## Exercise aim
The records below must be output exactly, without pictures.
··· Material supplied
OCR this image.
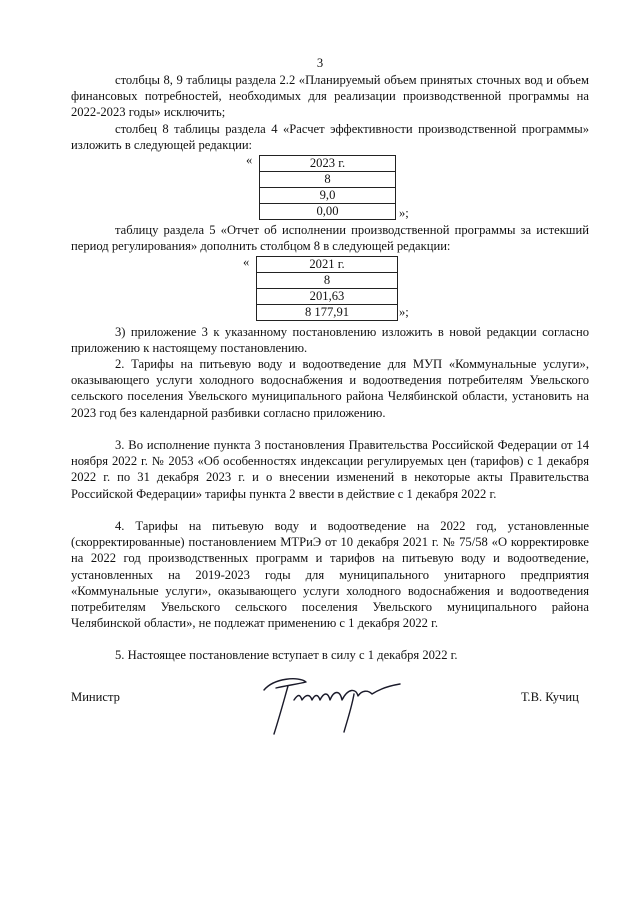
3

столбцы 8, 9 таблицы раздела 2.2 «Планируемый объем принятых сточных вод и объем финансовых потребностей, необходимых для реализации производственной программы на 2022-2023 годы» исключить;

столбец 8 таблицы раздела 4 «Расчет эффективности производственной программы» изложить в следующей редакции:

«	2023 г.
8
9,0
0,00	»;

таблицу раздела 5 «Отчет об исполнении производственной программы за истекший период регулирования» дополнить столбцом 8 в следующей редакции:

«	2021 г.
8
201,63
8 177,91	»;

3) приложение 3 к указанному постановлению изложить в новой редакции согласно приложению к настоящему постановлению.

2. Тарифы на питьевую воду и водоотведение для МУП «Коммунальные услуги», оказывающего услуги холодного водоснабжения и водоотведения потребителям Увельского сельского поселения Увельского муниципального района Челябинской области, установить на 2023 год без календарной разбивки согласно приложению.

3. Во исполнение пункта 3 постановления Правительства Российской Федерации от 14 ноября 2022 г. № 2053 «Об особенностях индексации регулируемых цен (тарифов) с 1 декабря 2022 г. по 31 декабря 2023 г. и о внесении изменений в некоторые акты Правительства Российской Федерации» тарифы пункта 2 ввести в действие с 1 декабря 2022 г.

4. Тарифы на питьевую воду и водоотведение на 2022 год, установленные (скорректированные) постановлением МТРиЭ от 10 декабря 2021 г. № 75/58 «О корректировке на 2022 год производственных программ и тарифов на питьевую воду и водоотведение, установленных на 2019-2023 годы для муниципального унитарного предприятия «Коммунальные услуги», оказывающего услуги холодного водоснабжения и водоотведения потребителям Увельского сельского поселения Увельского муниципального района Челябинской области», не подлежат применению с 1 декабря 2022 г.

5. Настоящее постановление вступает в силу с 1 декабря 2022 г.

Министр	Т.В. Кучиц
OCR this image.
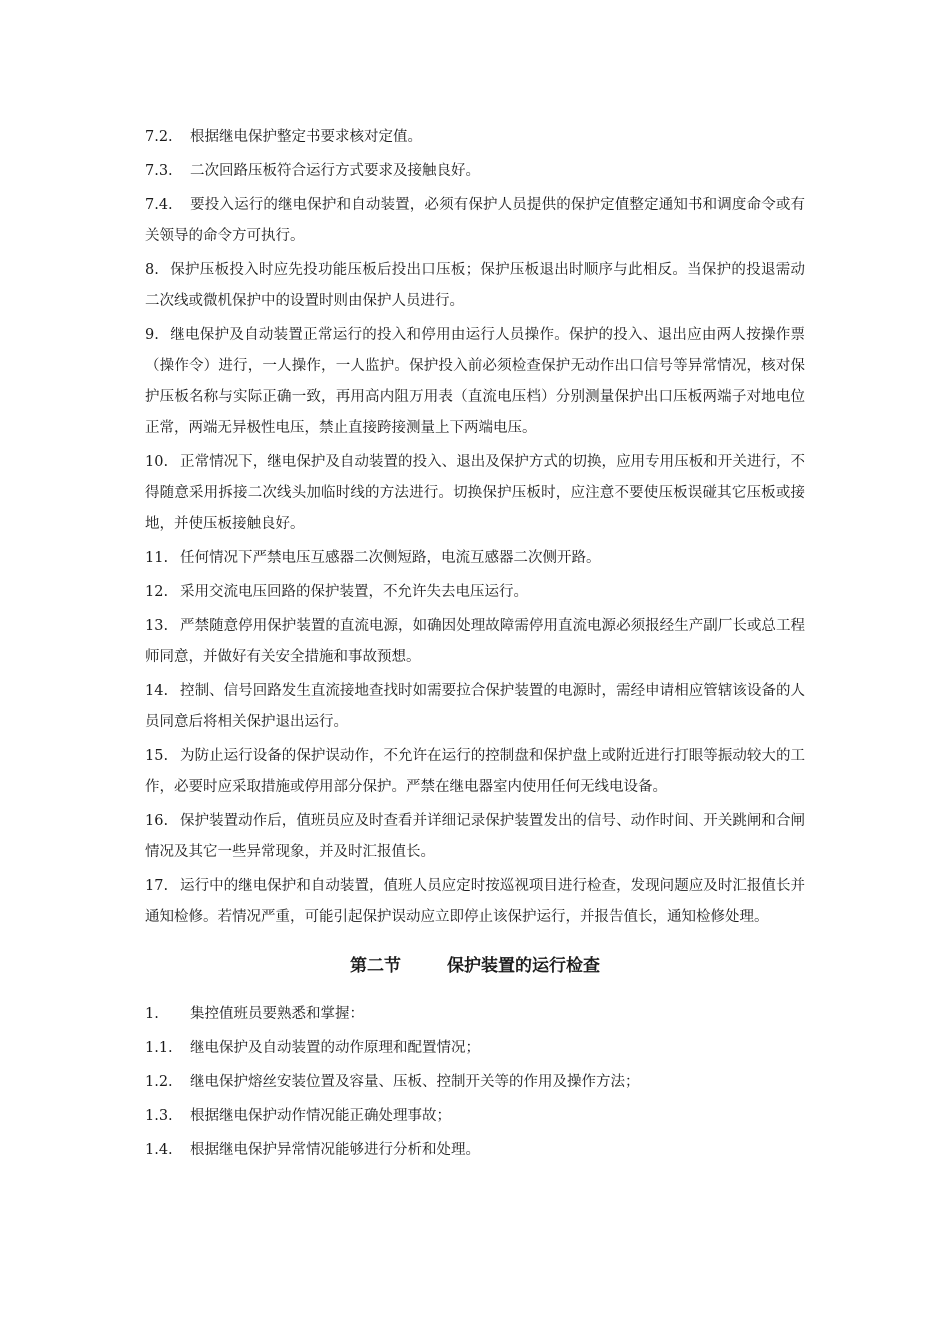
7.2. 根据继电保护整定书要求核对定值。
7.3. 二次回路压板符合运行方式要求及接触良好。
7.4. 要投入运行的继电保护和自动装置，必须有保护人员提供的保护定值整定通知书和调度命令或有关领导的命令方可执行。
8. 保护压板投入时应先投功能压板后投出口压板；保护压板退出时顺序与此相反。当保护的投退需动二次线或微机保护中的设置时则由保护人员进行。
9. 继电保护及自动装置正常运行的投入和停用由运行人员操作。保护的投入、退出应由两人按操作票（操作令）进行，一人操作，一人监护。保护投入前必须检查保护无动作出口信号等异常情况，核对保护压板名称与实际正确一致，再用高内阻万用表（直流电压档）分别测量保护出口压板两端子对地电位正常，两端无异极性电压，禁止直接跨接测量上下两端电压。
10. 正常情况下，继电保护及自动装置的投入、退出及保护方式的切换，应用专用压板和开关进行，不得随意采用拆接二次线头加临时线的方法进行。切换保护压板时，应注意不要使压板误碰其它压板或接地，并使压板接触良好。
11. 任何情况下严禁电压互感器二次侧短路，电流互感器二次侧开路。
12. 采用交流电压回路的保护装置，不允许失去电压运行。
13. 严禁随意停用保护装置的直流电源，如确因处理故障需停用直流电源必须报经生产副厂长或总工程师同意，并做好有关安全措施和事故预想。
14. 控制、信号回路发生直流接地查找时如需要拉合保护装置的电源时，需经申请相应管辖该设备的人员同意后将相关保护退出运行。
15. 为防止运行设备的保护误动作，不允许在运行的控制盘和保护盘上或附近进行打眼等振动较大的工作，必要时应采取措施或停用部分保护。严禁在继电器室内使用任何无线电设备。
16. 保护装置动作后，值班员应及时查看并详细记录保护装置发出的信号、动作时间、开关跳闸和合闸情况及其它一些异常现象，并及时汇报值长。
17. 运行中的继电保护和自动装置，值班人员应定时按巡视项目进行检查，发现问题应及时汇报值长并通知检修。若情况严重，可能引起保护误动应立即停止该保护运行，并报告值长，通知检修处理。
第二节	保护装置的运行检查
1. 集控值班员要熟悉和掌握：
1.1. 继电保护及自动装置的动作原理和配置情况；
1.2. 继电保护熔丝安装位置及容量、压板、控制开关等的作用及操作方法；
1.3. 根据继电保护动作情况能正确处理事故；
1.4. 根据继电保护异常情况能够进行分析和处理。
······
## Full answer
OCR this image.
3

столбцы 8, 9 таблицы раздела 2.2 «Планируемый объем принятых сточных вод и объем финансовых потребностей, необходимых для реализации производственной программы на 2022-2023 годы» исключить;

столбец 8 таблицы раздела 4 «Расчет эффективности производственной программы» изложить в следующей редакции:

«	2023 г.
8
9,0
0,00	»;

таблицу раздела 5 «Отчет об исполнении производственной программы за истекший период регулирования» дополнить столбцом 8 в следующей редакции:

«	2021 г.
8
201,63
8 177,91	»;

3) приложение 3 к указанному постановлению изложить в новой редакции согласно приложению к настоящему постановлению.

2. Тарифы на питьевую воду и водоотведение для МУП «Коммунальные услуги», оказывающего услуги холодного водоснабжения и водоотведения потребителям Увельского сельского поселения Увельского муниципального района Челябинской области, установить на 2023 год без календарной разбивки согласно приложению.

3. Во исполнение пункта 3 постановления Правительства Российской Федерации от 14 ноября 2022 г. № 2053 «Об особенностях индексации регулируемых цен (тарифов) с 1 декабря 2022 г. по 31 декабря 2023 г. и о внесении изменений в некоторые акты Правительства Российской Федерации» тарифы пункта 2 ввести в действие с 1 декабря 2022 г.

4. Тарифы на питьевую воду и водоотведение на 2022 год, установленные (скорректированные) постановлением МТРиЭ от 10 декабря 2021 г. № 75/58 «О корректировке на 2022 год производственных программ и тарифов на питьевую воду и водоотведение, установленных на 2019-2023 годы для муниципального унитарного предприятия «Коммунальные услуги», оказывающего услуги холодного водоснабжения и водоотведения потребителям Увельского сельского поселения Увельского муниципального района Челябинской области», не подлежат применению с 1 декабря 2022 г.

5. Настоящее постановление вступает в силу с 1 декабря 2022 г.

Министр	Т.В. Кучиц
OCR this image.
7.2. 根据继电保护整定书要求核对定值。
7.3. 二次回路压板符合运行方式要求及接触良好。
7.4. 要投入运行的继电保护和自动装置，必须有保护人员提供的保护定值整定通知书和调度命令或有关领导的命令方可执行。
8. 保护压板投入时应先投功能压板后投出口压板；保护压板退出时顺序与此相反。当保护的投退需动二次线或微机保护中的设置时则由保护人员进行。
9. 继电保护及自动装置正常运行的投入和停用由运行人员操作。保护的投入、退出应由两人按操作票（操作令）进行，一人操作，一人监护。保护投入前必须检查保护无动作出口信号等异常情况，核对保护压板名称与实际正确一致，再用高内阻万用表（直流电压档）分别测量保护出口压板两端子对地电位正常，两端无异极性电压，禁止直接跨接测量上下两端电压。
10. 正常情况下，继电保护及自动装置的投入、退出及保护方式的切换，应用专用压板和开关进行，不得随意采用拆接二次线头加临时线的方法进行。切换保护压板时，应注意不要使压板误碰其它压板或接地，并使压板接触良好。
11. 任何情况下严禁电压互感器二次侧短路，电流互感器二次侧开路。
12. 采用交流电压回路的保护装置，不允许失去电压运行。
13. 严禁随意停用保护装置的直流电源，如确因处理故障需停用直流电源必须报经生产副厂长或总工程师同意，并做好有关安全措施和事故预想。
14. 控制、信号回路发生直流接地查找时如需要拉合保护装置的电源时，需经申请相应管辖该设备的人员同意后将相关保护退出运行。
15. 为防止运行设备的保护误动作，不允许在运行的控制盘和保护盘上或附近进行打眼等振动较大的工作，必要时应采取措施或停用部分保护。严禁在继电器室内使用任何无线电设备。
16. 保护装置动作后，值班员应及时查看并详细记录保护装置发出的信号、动作时间、开关跳闸和合闸情况及其它一些异常现象，并及时汇报值长。
17. 运行中的继电保护和自动装置，值班人员应定时按巡视项目进行检查，发现问题应及时汇报值长并通知检修。若情况严重，可能引起保护误动应立即停止该保护运行，并报告值长，通知检修处理。
第二节	保护装置的运行检查
1. 集控值班员要熟悉和掌握：
1.1. 继电保护及自动装置的动作原理和配置情况；
1.2. 继电保护熔丝安装位置及容量、压板、控制开关等的作用及操作方法；
1.3. 根据继电保护动作情况能正确处理事故；
1.4. 根据继电保护异常情况能够进行分析和处理。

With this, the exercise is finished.